### [Description of the task]
Below is some material; set it all down exactly, apart from the pictures.
— START OF Dataset —
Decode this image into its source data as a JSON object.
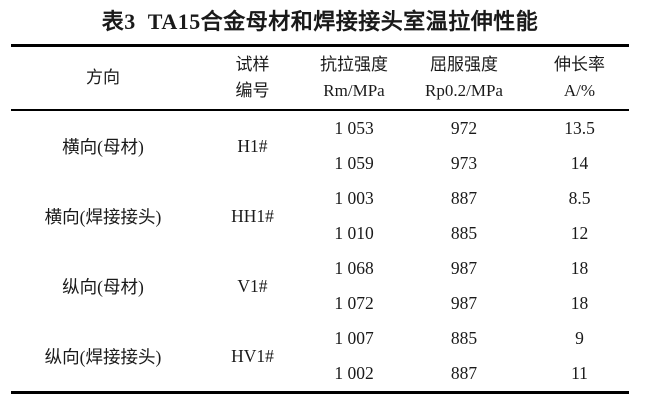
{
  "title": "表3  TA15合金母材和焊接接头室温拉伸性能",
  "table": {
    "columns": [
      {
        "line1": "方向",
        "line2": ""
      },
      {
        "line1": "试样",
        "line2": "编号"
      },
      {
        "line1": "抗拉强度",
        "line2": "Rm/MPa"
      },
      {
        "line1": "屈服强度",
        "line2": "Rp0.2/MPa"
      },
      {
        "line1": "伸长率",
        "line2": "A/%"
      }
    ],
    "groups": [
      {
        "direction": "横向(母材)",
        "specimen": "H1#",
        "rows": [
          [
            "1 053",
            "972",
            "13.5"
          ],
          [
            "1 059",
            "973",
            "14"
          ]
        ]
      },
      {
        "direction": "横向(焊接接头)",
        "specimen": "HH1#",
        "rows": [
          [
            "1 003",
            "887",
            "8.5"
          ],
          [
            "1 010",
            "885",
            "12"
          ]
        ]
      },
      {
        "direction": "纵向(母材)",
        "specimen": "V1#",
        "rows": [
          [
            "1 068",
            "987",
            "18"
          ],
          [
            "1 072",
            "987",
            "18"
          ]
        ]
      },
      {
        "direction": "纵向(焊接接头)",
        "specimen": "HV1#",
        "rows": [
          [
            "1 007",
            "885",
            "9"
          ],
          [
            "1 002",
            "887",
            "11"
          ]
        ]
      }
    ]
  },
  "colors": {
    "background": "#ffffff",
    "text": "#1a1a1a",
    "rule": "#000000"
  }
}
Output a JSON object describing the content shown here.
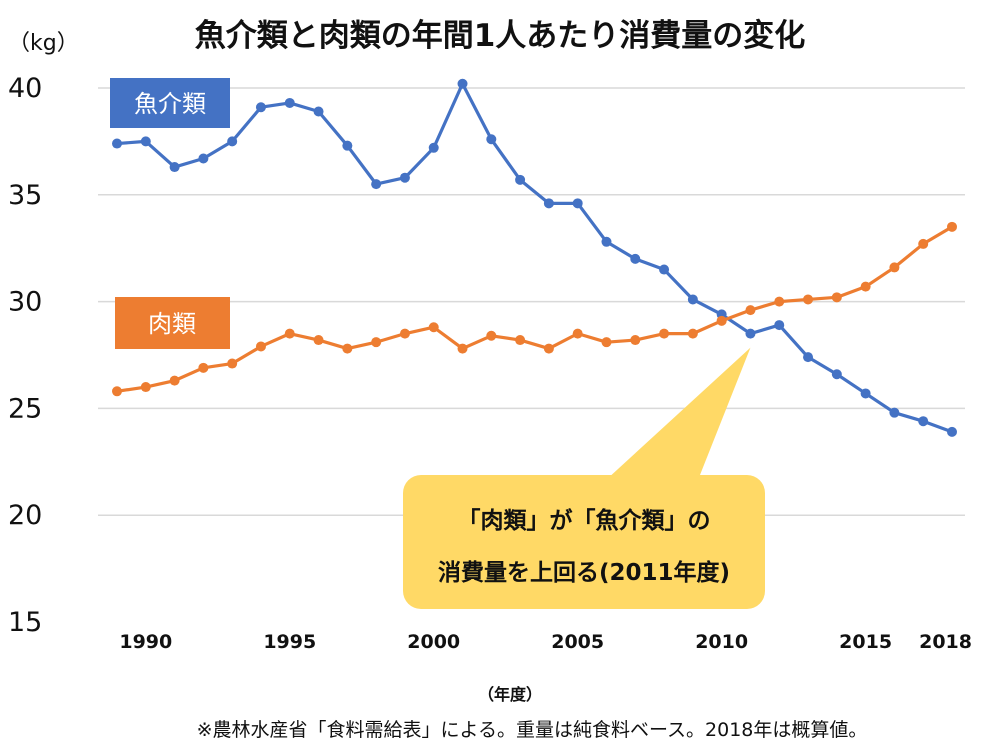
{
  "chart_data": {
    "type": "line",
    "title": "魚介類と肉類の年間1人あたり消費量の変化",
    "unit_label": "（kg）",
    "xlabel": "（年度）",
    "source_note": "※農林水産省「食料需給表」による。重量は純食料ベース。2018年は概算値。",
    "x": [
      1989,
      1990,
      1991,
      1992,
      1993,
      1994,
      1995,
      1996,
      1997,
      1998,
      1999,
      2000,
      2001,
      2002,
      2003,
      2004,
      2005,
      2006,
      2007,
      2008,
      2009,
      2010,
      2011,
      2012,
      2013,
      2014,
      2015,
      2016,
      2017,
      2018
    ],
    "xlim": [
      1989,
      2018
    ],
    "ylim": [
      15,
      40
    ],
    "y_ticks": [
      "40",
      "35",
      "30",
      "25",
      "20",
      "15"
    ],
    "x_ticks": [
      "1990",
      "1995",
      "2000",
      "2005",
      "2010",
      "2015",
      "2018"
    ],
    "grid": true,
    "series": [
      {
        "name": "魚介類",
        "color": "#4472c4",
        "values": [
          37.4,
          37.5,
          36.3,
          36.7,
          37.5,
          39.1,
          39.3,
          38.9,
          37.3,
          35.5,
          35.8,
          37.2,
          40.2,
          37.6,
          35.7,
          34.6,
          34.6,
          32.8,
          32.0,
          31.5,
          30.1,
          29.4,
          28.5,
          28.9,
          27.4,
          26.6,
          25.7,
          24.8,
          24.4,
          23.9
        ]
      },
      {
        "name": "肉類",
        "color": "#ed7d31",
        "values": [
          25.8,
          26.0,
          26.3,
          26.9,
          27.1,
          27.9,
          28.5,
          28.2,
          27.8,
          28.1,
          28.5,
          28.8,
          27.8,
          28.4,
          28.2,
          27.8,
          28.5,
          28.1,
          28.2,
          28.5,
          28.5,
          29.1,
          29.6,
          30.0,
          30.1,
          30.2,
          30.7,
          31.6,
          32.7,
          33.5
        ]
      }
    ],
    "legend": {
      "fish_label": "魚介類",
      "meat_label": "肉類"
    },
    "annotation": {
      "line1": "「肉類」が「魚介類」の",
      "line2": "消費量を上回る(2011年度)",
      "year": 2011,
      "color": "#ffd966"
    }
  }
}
— END OF Dataset —
### [Exercise solution]
Decode this image into its source data as a JSON object.
{
  "title": "表3  TA15合金母材和焊接接头室温拉伸性能",
  "table": {
    "columns": [
      {
        "line1": "方向",
        "line2": ""
      },
      {
        "line1": "试样",
        "line2": "编号"
      },
      {
        "line1": "抗拉强度",
        "line2": "Rm/MPa"
      },
      {
        "line1": "屈服强度",
        "line2": "Rp0.2/MPa"
      },
      {
        "line1": "伸长率",
        "line2": "A/%"
      }
    ],
    "groups": [
      {
        "direction": "横向(母材)",
        "specimen": "H1#",
        "rows": [
          [
            "1 053",
            "972",
            "13.5"
          ],
          [
            "1 059",
            "973",
            "14"
          ]
        ]
      },
      {
        "direction": "横向(焊接接头)",
        "specimen": "HH1#",
        "rows": [
          [
            "1 003",
            "887",
            "8.5"
          ],
          [
            "1 010",
            "885",
            "12"
          ]
        ]
      },
      {
        "direction": "纵向(母材)",
        "specimen": "V1#",
        "rows": [
          [
            "1 068",
            "987",
            "18"
          ],
          [
            "1 072",
            "987",
            "18"
          ]
        ]
      },
      {
        "direction": "纵向(焊接接头)",
        "specimen": "HV1#",
        "rows": [
          [
            "1 007",
            "885",
            "9"
          ],
          [
            "1 002",
            "887",
            "11"
          ]
        ]
      }
    ]
  },
  "colors": {
    "background": "#ffffff",
    "text": "#1a1a1a",
    "rule": "#000000"
  }
}
Output a JSON object describing the content shown here.
{
  "chart_data": {
    "type": "line",
    "title": "魚介類と肉類の年間1人あたり消費量の変化",
    "unit_label": "（kg）",
    "xlabel": "（年度）",
    "source_note": "※農林水産省「食料需給表」による。重量は純食料ベース。2018年は概算値。",
    "x": [
      1989,
      1990,
      1991,
      1992,
      1993,
      1994,
      1995,
      1996,
      1997,
      1998,
      1999,
      2000,
      2001,
      2002,
      2003,
      2004,
      2005,
      2006,
      2007,
      2008,
      2009,
      2010,
      2011,
      2012,
      2013,
      2014,
      2015,
      2016,
      2017,
      2018
    ],
    "xlim": [
      1989,
      2018
    ],
    "ylim": [
      15,
      40
    ],
    "y_ticks": [
      "40",
      "35",
      "30",
      "25",
      "20",
      "15"
    ],
    "x_ticks": [
      "1990",
      "1995",
      "2000",
      "2005",
      "2010",
      "2015",
      "2018"
    ],
    "grid": true,
    "series": [
      {
        "name": "魚介類",
        "color": "#4472c4",
        "values": [
          37.4,
          37.5,
          36.3,
          36.7,
          37.5,
          39.1,
          39.3,
          38.9,
          37.3,
          35.5,
          35.8,
          37.2,
          40.2,
          37.6,
          35.7,
          34.6,
          34.6,
          32.8,
          32.0,
          31.5,
          30.1,
          29.4,
          28.5,
          28.9,
          27.4,
          26.6,
          25.7,
          24.8,
          24.4,
          23.9
        ]
      },
      {
        "name": "肉類",
        "color": "#ed7d31",
        "values": [
          25.8,
          26.0,
          26.3,
          26.9,
          27.1,
          27.9,
          28.5,
          28.2,
          27.8,
          28.1,
          28.5,
          28.8,
          27.8,
          28.4,
          28.2,
          27.8,
          28.5,
          28.1,
          28.2,
          28.5,
          28.5,
          29.1,
          29.6,
          30.0,
          30.1,
          30.2,
          30.7,
          31.6,
          32.7,
          33.5
        ]
      }
    ],
    "legend": {
      "fish_label": "魚介類",
      "meat_label": "肉類"
    },
    "annotation": {
      "line1": "「肉類」が「魚介類」の",
      "line2": "消費量を上回る(2011年度)",
      "year": 2011,
      "color": "#ffd966"
    }
  }
}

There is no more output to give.